EXERCISE BRIEF: Identify, in the records below, every line where the string "Республика" appears, and copy each such line.

RECORD EXCERPTS:
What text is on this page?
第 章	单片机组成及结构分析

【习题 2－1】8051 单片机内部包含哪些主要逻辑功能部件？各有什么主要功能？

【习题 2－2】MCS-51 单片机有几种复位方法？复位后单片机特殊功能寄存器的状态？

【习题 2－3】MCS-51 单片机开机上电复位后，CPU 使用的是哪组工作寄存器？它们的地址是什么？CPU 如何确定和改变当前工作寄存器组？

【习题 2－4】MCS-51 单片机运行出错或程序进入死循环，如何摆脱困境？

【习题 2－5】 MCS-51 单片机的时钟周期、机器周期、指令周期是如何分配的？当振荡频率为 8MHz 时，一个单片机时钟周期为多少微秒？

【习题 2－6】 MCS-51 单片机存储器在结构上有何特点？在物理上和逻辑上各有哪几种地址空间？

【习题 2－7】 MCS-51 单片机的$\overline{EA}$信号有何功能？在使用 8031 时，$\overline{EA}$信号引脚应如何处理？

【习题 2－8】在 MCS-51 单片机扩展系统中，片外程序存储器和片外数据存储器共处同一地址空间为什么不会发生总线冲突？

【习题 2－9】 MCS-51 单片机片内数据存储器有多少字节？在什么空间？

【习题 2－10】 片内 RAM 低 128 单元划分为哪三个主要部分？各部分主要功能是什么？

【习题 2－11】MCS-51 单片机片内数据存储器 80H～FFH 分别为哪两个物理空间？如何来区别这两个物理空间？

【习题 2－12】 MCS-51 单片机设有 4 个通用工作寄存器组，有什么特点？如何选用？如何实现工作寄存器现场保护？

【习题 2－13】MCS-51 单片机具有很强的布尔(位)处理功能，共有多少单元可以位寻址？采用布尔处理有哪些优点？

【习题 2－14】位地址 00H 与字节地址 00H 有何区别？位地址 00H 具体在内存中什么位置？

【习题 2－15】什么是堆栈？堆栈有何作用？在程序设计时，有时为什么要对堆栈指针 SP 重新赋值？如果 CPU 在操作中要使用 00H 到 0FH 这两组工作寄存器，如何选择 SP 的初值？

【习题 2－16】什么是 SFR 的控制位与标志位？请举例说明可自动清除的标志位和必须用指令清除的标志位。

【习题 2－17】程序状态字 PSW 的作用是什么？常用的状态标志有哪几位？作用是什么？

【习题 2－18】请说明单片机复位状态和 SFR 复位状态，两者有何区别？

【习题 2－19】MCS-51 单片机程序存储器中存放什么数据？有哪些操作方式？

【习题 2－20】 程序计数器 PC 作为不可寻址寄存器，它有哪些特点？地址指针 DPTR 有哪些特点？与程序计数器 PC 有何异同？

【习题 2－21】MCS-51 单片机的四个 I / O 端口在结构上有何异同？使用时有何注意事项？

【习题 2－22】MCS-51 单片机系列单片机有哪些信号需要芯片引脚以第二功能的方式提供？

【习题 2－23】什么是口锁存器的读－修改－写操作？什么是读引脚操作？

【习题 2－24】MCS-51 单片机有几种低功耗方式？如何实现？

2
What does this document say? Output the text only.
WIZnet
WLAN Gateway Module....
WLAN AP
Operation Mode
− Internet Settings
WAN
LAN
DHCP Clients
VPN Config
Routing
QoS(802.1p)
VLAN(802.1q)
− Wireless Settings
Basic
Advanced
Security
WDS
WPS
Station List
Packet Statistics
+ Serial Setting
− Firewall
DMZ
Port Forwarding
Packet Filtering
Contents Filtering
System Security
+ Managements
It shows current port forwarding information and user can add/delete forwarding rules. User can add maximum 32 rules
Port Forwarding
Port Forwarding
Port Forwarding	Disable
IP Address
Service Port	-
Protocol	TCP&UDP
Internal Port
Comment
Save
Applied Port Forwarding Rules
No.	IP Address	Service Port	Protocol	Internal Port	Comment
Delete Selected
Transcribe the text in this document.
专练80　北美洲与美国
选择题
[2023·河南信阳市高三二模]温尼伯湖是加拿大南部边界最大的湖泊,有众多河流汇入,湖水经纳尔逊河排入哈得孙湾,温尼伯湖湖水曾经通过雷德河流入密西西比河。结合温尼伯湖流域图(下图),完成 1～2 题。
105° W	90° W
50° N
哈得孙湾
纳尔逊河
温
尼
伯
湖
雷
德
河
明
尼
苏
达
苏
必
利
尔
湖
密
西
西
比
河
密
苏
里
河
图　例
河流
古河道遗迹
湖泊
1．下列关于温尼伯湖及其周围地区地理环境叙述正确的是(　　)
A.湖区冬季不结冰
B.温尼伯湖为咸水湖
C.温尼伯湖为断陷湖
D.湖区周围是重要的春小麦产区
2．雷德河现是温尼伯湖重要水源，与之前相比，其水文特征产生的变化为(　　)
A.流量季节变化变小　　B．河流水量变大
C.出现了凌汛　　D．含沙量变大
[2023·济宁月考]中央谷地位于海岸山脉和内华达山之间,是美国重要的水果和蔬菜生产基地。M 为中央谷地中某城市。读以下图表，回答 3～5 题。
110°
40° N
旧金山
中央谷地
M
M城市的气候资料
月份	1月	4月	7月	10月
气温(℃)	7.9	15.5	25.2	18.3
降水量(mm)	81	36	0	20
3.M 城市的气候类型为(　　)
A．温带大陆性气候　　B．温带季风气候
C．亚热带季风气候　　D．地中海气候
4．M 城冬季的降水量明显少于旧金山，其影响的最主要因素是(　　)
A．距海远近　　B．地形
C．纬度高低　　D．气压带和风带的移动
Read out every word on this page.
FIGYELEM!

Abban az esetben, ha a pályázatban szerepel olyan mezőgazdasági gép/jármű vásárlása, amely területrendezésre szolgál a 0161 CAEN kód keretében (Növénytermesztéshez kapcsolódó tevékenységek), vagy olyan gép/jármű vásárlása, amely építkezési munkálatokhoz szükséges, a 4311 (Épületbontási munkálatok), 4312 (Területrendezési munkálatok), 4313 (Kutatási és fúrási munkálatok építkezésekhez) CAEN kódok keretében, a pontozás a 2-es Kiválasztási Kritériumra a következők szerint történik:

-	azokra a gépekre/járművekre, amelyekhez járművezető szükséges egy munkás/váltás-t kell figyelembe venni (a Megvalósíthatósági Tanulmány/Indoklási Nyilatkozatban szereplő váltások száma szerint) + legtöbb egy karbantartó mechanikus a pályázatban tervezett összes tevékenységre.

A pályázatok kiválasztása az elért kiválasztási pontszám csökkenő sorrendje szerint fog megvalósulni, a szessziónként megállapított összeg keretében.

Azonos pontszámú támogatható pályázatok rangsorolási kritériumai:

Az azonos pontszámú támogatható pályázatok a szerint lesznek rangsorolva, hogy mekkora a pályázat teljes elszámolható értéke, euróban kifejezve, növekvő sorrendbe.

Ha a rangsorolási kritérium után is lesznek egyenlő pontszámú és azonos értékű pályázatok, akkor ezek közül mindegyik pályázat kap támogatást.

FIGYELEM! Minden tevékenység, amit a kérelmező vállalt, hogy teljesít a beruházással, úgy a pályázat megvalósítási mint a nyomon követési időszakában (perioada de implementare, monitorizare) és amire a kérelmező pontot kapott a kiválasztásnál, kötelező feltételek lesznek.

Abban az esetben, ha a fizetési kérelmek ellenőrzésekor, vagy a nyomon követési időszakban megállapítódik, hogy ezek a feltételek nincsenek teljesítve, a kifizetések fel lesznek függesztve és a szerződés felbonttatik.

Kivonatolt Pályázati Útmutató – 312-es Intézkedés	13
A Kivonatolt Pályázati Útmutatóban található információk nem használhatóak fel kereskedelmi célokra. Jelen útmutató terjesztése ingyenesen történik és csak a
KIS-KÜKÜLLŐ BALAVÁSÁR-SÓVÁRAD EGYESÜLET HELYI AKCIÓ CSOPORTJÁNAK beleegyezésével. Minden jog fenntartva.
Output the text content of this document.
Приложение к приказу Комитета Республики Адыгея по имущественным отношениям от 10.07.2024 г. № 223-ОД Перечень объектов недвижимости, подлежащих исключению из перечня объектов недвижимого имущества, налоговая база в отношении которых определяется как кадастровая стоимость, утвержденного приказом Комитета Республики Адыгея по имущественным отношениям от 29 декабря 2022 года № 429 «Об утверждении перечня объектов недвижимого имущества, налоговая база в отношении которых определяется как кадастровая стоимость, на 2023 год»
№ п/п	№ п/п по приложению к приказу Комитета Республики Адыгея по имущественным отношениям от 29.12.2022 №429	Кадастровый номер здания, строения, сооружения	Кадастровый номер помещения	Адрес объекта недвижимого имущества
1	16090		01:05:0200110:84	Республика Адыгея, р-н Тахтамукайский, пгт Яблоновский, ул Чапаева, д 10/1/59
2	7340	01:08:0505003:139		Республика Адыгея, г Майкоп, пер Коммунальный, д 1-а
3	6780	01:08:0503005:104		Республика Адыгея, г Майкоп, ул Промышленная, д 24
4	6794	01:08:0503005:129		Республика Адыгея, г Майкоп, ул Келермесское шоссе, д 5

PROBLEM SOLUTION:
1	16090		01:05:0200110:84	Республика Адыгея, р-н Тахтамукайский, пгт Яблоновский, ул Чапаева, д 10/1/59
2	7340	01:08:0505003:139		Республика Адыгея, г Майкоп, пер Коммунальный, д 1-а
3	6780	01:08:0503005:104		Республика Адыгея, г Майкоп, ул Промышленная, д 24
4	6794	01:08:0503005:129		Республика Адыгея, г Майкоп, ул Келермесское шоссе, д 5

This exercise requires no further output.